### [Material supplied]

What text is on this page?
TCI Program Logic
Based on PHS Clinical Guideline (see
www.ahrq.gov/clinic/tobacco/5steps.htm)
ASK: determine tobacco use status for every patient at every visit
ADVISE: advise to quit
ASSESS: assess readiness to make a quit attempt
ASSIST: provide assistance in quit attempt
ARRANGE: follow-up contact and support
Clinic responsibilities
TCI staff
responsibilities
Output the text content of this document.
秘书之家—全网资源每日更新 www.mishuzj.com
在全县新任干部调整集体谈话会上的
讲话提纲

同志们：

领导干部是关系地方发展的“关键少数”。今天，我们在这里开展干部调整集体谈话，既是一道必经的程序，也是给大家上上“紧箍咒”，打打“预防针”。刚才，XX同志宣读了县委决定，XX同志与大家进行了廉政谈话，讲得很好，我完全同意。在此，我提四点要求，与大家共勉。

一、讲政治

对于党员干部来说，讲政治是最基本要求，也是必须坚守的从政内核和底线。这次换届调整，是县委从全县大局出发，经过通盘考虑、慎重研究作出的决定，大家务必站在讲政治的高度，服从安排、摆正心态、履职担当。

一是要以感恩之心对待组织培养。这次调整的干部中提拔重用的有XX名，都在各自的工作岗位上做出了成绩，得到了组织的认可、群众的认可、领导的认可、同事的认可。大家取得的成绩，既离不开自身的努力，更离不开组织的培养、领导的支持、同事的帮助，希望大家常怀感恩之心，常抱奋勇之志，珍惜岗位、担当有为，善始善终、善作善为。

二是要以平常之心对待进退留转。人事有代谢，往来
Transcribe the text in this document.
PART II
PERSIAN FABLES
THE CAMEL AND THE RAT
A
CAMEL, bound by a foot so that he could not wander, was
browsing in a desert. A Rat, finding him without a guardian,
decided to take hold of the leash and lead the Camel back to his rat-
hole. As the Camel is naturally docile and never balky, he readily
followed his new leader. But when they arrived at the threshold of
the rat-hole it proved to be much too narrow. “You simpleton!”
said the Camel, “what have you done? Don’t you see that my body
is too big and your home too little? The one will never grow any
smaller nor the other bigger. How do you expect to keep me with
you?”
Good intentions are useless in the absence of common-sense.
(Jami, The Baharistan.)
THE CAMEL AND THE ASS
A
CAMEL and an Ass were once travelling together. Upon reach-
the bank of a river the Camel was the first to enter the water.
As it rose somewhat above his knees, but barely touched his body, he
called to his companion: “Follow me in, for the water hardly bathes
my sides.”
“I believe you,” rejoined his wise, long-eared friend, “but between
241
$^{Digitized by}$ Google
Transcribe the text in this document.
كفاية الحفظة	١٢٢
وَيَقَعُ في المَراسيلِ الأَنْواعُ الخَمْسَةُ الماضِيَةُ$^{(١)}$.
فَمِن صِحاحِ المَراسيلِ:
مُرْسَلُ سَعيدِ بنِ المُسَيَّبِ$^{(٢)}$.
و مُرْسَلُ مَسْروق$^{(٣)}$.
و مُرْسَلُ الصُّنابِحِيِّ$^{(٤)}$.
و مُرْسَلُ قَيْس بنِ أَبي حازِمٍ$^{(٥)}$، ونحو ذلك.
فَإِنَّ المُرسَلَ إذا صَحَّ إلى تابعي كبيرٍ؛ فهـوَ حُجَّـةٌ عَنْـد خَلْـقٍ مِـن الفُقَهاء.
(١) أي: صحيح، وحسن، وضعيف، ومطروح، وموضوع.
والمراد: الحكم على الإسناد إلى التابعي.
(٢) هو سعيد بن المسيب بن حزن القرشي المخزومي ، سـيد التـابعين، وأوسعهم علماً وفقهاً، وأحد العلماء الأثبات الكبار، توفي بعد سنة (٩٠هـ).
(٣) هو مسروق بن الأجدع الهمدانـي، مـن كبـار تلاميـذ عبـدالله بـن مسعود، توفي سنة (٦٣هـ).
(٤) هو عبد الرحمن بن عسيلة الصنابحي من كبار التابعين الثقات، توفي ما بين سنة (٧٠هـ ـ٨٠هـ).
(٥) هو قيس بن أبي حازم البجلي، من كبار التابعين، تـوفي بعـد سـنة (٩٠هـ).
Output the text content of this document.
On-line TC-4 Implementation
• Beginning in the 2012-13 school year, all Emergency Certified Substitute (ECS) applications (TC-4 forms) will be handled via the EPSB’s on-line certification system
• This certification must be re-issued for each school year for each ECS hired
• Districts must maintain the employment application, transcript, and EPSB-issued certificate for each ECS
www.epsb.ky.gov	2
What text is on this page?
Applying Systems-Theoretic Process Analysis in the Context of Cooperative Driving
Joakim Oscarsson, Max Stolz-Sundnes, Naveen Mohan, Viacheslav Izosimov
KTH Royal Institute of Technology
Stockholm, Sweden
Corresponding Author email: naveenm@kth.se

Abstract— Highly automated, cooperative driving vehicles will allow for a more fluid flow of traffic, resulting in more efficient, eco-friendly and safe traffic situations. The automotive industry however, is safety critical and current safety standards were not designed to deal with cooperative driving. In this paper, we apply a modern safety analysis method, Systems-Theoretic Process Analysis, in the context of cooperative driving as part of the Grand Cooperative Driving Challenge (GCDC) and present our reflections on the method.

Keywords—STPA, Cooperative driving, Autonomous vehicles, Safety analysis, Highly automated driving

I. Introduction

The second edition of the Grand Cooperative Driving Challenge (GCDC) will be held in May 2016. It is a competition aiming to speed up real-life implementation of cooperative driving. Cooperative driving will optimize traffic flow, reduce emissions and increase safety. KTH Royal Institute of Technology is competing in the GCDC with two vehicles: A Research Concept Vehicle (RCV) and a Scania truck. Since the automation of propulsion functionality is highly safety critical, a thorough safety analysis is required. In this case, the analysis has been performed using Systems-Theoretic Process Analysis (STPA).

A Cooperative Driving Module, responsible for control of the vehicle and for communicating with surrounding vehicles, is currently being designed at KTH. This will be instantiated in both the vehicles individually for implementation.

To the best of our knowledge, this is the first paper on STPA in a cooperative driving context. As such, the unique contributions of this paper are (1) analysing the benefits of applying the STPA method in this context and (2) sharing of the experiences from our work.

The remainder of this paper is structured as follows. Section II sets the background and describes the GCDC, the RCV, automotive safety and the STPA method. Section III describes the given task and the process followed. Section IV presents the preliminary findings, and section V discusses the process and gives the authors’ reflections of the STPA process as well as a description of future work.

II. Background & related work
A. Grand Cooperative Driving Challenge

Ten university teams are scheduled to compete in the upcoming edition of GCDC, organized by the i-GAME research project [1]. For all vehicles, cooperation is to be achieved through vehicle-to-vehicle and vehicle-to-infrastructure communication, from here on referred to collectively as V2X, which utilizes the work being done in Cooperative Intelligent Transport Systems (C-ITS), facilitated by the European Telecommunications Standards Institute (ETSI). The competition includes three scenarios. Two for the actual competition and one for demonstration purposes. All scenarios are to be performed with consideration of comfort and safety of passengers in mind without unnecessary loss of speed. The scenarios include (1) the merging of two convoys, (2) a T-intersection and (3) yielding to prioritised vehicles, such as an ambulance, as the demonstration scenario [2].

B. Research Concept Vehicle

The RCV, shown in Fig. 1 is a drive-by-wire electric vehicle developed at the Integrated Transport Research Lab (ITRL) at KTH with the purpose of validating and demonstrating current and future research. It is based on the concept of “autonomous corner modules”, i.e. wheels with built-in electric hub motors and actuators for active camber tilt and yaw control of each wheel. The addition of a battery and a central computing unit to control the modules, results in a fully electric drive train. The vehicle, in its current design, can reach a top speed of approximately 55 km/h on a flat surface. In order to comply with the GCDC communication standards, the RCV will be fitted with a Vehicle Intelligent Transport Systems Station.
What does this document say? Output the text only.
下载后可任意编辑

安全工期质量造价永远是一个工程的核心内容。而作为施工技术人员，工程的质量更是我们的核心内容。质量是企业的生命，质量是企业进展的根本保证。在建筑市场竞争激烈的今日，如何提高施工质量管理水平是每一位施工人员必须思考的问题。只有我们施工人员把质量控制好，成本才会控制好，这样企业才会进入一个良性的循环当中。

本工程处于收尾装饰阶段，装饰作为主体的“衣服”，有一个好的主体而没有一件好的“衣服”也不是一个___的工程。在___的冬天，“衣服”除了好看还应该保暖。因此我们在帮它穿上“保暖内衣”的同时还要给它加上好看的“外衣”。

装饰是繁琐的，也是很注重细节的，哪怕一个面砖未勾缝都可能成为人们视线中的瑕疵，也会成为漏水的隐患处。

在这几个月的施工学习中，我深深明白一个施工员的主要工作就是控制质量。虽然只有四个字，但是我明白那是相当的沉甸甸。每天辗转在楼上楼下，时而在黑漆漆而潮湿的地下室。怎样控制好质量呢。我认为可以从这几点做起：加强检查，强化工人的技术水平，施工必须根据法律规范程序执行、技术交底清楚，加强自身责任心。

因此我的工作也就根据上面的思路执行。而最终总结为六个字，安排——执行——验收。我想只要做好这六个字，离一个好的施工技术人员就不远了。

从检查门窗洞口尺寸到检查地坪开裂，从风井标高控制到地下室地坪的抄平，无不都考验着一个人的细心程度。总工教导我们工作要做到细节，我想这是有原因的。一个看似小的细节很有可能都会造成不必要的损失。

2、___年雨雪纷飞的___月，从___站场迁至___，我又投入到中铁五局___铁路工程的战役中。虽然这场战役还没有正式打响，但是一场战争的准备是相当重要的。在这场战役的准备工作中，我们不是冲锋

### [Work to do]
Take every line from the records above that has the word "attempt" and copy it.

### [Final result]
ASSESS: assess readiness to make a quit attempt
ASSIST: provide assistance in quit attempt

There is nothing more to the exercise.